DESCRIPTION OF THE TASK:
Repeat exactly the lines of the listing from the line containing "Read this page and output its text content." through its last line, and nothing beyond them.

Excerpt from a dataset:

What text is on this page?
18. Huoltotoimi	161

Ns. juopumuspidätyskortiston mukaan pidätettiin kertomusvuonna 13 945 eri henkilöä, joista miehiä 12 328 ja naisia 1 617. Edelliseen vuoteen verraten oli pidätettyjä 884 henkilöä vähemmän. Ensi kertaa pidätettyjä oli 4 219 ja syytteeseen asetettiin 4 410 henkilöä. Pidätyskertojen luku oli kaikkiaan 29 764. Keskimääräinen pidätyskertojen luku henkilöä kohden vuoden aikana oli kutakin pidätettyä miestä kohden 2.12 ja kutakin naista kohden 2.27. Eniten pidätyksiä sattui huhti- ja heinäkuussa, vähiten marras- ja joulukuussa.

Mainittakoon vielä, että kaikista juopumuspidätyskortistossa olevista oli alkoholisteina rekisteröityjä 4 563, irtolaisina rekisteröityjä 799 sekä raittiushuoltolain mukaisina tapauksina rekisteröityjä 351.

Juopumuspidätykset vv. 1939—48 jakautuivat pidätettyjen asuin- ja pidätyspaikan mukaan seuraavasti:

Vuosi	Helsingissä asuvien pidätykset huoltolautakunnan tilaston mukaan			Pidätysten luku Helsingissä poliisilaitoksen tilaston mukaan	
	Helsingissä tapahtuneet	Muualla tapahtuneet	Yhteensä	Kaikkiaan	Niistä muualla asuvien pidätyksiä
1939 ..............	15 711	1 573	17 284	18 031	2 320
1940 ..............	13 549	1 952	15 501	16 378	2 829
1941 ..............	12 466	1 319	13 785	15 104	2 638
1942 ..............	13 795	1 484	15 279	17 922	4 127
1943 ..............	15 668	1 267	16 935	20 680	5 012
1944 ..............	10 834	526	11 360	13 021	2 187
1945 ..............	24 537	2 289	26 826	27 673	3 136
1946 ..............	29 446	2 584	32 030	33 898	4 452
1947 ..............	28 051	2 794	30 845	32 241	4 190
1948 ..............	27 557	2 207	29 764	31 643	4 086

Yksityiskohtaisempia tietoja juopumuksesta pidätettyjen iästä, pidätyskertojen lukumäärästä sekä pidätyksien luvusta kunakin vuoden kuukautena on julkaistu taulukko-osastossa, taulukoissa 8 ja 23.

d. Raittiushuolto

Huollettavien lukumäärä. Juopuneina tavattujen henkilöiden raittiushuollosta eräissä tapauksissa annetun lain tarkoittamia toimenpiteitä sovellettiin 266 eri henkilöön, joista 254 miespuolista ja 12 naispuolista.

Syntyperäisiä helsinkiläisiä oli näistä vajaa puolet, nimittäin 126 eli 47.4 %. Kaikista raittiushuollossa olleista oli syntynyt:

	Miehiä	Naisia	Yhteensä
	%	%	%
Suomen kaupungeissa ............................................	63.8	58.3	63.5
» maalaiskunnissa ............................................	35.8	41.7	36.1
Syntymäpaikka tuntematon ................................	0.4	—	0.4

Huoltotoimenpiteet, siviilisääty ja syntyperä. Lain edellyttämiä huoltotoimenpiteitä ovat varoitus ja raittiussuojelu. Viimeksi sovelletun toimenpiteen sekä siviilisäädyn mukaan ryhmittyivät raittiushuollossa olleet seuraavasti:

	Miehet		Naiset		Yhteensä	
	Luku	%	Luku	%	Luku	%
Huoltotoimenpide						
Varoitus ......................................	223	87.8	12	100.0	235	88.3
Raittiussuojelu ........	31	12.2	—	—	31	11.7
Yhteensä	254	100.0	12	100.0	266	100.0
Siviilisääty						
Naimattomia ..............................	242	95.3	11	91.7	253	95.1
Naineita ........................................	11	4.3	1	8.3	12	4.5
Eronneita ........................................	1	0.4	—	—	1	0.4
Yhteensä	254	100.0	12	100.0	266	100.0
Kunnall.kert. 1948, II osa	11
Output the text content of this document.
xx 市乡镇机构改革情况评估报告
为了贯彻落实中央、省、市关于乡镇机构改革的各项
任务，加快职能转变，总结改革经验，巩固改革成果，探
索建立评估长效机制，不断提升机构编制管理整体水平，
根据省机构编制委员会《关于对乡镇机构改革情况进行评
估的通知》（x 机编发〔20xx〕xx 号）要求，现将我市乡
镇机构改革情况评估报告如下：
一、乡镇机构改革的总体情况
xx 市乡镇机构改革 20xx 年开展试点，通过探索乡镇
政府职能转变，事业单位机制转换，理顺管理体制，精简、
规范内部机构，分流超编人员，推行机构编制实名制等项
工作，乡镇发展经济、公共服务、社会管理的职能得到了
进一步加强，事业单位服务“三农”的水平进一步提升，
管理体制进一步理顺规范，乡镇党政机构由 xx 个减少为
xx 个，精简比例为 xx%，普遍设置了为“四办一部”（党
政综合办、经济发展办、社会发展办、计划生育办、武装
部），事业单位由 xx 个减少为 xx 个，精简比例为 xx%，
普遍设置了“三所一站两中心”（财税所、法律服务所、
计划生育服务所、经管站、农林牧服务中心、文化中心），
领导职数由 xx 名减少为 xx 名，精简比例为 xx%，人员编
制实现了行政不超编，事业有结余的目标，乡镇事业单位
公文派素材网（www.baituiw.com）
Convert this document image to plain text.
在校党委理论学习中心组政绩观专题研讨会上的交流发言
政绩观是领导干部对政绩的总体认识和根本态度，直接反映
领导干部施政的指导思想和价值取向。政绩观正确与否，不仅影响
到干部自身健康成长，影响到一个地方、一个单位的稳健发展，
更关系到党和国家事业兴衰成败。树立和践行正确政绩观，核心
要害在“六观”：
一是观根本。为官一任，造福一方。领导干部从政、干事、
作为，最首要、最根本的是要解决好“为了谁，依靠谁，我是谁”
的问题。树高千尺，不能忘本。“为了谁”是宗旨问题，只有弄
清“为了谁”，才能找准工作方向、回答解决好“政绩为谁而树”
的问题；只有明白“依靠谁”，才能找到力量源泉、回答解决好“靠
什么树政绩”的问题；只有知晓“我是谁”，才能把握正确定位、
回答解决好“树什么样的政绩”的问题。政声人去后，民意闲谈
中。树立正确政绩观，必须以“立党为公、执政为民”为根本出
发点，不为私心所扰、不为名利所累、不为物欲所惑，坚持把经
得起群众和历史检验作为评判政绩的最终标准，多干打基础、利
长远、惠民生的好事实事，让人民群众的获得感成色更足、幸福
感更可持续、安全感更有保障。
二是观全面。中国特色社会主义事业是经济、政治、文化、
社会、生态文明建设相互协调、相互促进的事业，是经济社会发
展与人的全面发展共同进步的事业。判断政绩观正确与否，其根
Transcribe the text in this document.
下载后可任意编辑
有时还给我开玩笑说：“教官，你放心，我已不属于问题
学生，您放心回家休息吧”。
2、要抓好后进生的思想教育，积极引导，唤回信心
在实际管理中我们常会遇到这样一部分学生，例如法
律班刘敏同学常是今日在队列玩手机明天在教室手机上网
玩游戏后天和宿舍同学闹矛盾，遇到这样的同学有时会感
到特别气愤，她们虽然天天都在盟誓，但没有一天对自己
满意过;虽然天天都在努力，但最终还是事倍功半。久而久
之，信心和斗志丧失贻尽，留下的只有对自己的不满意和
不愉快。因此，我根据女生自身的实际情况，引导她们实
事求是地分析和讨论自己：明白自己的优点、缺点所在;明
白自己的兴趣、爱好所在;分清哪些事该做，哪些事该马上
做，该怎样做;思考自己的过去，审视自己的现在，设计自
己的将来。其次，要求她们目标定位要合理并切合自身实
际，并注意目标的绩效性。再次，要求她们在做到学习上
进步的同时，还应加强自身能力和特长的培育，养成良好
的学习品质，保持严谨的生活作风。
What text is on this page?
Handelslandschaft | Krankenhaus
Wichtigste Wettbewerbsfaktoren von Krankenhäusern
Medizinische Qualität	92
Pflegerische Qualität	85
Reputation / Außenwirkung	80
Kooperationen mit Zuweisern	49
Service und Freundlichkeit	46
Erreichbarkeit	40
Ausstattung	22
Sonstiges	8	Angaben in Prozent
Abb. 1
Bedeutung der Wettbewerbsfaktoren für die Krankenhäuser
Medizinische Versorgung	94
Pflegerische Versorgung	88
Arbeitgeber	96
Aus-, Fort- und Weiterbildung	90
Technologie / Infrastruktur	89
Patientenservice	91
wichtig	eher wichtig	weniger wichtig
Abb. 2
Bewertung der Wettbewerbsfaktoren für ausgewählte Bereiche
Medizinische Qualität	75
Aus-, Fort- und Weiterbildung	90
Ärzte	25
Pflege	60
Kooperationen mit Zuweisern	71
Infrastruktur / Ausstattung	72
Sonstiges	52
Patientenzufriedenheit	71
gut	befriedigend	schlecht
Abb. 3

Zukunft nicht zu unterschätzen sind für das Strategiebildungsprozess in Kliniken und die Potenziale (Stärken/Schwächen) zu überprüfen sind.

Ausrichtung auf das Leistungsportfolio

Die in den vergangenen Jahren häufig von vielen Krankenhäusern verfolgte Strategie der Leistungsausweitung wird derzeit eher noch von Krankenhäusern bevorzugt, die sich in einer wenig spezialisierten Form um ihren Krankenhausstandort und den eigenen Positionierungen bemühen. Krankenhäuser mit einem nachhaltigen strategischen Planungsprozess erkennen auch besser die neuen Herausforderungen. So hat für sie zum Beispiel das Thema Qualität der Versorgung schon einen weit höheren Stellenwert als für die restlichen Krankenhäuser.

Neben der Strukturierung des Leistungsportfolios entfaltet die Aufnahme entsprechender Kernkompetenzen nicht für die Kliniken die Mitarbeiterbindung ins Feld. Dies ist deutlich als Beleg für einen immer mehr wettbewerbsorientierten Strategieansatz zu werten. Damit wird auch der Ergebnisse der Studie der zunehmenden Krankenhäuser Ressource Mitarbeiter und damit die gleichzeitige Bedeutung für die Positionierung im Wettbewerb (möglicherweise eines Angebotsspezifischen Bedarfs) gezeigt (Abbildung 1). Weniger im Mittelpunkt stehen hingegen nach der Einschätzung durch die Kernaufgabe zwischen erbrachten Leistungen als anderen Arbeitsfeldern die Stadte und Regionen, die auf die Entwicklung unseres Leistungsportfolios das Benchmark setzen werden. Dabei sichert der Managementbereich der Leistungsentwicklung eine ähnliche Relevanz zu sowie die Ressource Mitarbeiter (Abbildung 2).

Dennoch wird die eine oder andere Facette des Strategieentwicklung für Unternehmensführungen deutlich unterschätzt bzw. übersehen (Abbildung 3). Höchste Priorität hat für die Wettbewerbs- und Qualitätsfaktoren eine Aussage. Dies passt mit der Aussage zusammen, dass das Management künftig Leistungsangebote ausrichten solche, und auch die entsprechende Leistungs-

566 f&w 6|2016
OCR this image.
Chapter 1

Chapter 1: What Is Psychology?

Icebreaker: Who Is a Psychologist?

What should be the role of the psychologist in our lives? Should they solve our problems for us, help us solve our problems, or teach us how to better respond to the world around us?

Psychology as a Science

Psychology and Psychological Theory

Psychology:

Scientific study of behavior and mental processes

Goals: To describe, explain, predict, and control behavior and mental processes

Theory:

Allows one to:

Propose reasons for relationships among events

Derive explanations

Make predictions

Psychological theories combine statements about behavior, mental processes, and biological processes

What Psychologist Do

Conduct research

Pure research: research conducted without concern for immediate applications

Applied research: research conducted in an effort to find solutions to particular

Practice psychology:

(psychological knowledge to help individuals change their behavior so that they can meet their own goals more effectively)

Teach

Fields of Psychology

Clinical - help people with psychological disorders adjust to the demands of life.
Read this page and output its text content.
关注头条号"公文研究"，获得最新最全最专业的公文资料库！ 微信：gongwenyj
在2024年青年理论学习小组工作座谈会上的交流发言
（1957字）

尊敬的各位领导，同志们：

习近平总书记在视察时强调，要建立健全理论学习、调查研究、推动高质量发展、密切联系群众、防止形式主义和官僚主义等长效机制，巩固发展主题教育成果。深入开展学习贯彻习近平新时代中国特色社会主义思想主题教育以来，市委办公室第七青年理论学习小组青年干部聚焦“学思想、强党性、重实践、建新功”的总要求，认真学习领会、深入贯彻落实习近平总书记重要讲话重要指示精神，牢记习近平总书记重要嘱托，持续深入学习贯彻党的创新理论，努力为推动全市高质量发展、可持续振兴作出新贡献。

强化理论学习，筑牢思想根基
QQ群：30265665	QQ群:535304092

WORKED SOLUTION:
Read this page and output its text content.
关注头条号"公文研究"，获得最新最全最专业的公文资料库！ 微信：gongwenyj
在2024年青年理论学习小组工作座谈会上的交流发言
（1957字）

尊敬的各位领导，同志们：

习近平总书记在视察时强调，要建立健全理论学习、调查研究、推动高质量发展、密切联系群众、防止形式主义和官僚主义等长效机制，巩固发展主题教育成果。深入开展学习贯彻习近平新时代中国特色社会主义思想主题教育以来，市委办公室第七青年理论学习小组青年干部聚焦“学思想、强党性、重实践、建新功”的总要求，认真学习领会、深入贯彻落实习近平总书记重要讲话重要指示精神，牢记习近平总书记重要嘱托，持续深入学习贯彻党的创新理论，努力为推动全市高质量发展、可持续振兴作出新贡献。

强化理论学习，筑牢思想根基
QQ群：30265665	QQ群:535304092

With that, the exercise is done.